Present the data once more in exactly its original form.

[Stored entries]
++++++++++++++++++++
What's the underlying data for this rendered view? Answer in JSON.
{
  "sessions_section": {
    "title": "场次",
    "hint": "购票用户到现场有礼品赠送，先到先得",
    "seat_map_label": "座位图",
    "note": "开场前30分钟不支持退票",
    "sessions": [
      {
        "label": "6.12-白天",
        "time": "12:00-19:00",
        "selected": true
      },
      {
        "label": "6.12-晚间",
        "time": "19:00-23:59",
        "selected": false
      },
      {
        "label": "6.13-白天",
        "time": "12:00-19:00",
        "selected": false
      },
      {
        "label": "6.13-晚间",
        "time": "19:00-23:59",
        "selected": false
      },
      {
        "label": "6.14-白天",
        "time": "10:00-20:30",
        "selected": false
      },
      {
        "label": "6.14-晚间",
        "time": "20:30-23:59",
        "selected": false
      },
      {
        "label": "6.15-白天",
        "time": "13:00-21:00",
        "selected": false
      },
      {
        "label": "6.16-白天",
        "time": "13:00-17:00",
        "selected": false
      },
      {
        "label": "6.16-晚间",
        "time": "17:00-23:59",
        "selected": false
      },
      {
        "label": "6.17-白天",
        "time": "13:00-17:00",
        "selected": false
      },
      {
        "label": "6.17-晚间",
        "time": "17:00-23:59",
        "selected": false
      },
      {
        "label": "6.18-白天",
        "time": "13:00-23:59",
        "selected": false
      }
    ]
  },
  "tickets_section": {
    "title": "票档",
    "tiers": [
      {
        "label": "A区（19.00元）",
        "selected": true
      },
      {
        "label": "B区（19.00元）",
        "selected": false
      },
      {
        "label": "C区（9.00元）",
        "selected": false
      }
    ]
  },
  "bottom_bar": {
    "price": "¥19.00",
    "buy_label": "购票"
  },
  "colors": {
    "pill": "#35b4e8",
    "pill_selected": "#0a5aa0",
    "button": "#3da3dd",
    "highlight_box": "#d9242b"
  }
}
++++++++++++++++++++
- [SOLUTION]
What's the underlying data for this rendered view? Answer in JSON.
{
  "sessions_section": {
    "title": "场次",
    "hint": "购票用户到现场有礼品赠送，先到先得",
    "seat_map_label": "座位图",
    "note": "开场前30分钟不支持退票",
    "sessions": [
      {
        "label": "6.12-白天",
        "time": "12:00-19:00",
        "selected": true
      },
      {
        "label": "6.12-晚间",
        "time": "19:00-23:59",
        "selected": false
      },
      {
        "label": "6.13-白天",
        "time": "12:00-19:00",
        "selected": false
      },
      {
        "label": "6.13-晚间",
        "time": "19:00-23:59",
        "selected": false
      },
      {
        "label": "6.14-白天",
        "time": "10:00-20:30",
        "selected": false
      },
      {
        "label": "6.14-晚间",
        "time": "20:30-23:59",
        "selected": false
      },
      {
        "label": "6.15-白天",
        "time": "13:00-21:00",
        "selected": false
      },
      {
        "label": "6.16-白天",
        "time": "13:00-17:00",
        "selected": false
      },
      {
        "label": "6.16-晚间",
        "time": "17:00-23:59",
        "selected": false
      },
      {
        "label": "6.17-白天",
        "time": "13:00-17:00",
        "selected": false
      },
      {
        "label": "6.17-晚间",
        "time": "17:00-23:59",
        "selected": false
      },
      {
        "label": "6.18-白天",
        "time": "13:00-23:59",
        "selected": false
      }
    ]
  },
  "tickets_section": {
    "title": "票档",
    "tiers": [
      {
        "label": "A区（19.00元）",
        "selected": true
      },
      {
        "label": "B区（19.00元）",
        "selected": false
      },
      {
        "label": "C区（9.00元）",
        "selected": false
      }
    ]
  },
  "bottom_bar": {
    "price": "¥19.00",
    "buy_label": "购票"
  },
  "colors": {
    "pill": "#35b4e8",
    "pill_selected": "#0a5aa0",
    "button": "#3da3dd",
    "highlight_box": "#d9242b"
  }
}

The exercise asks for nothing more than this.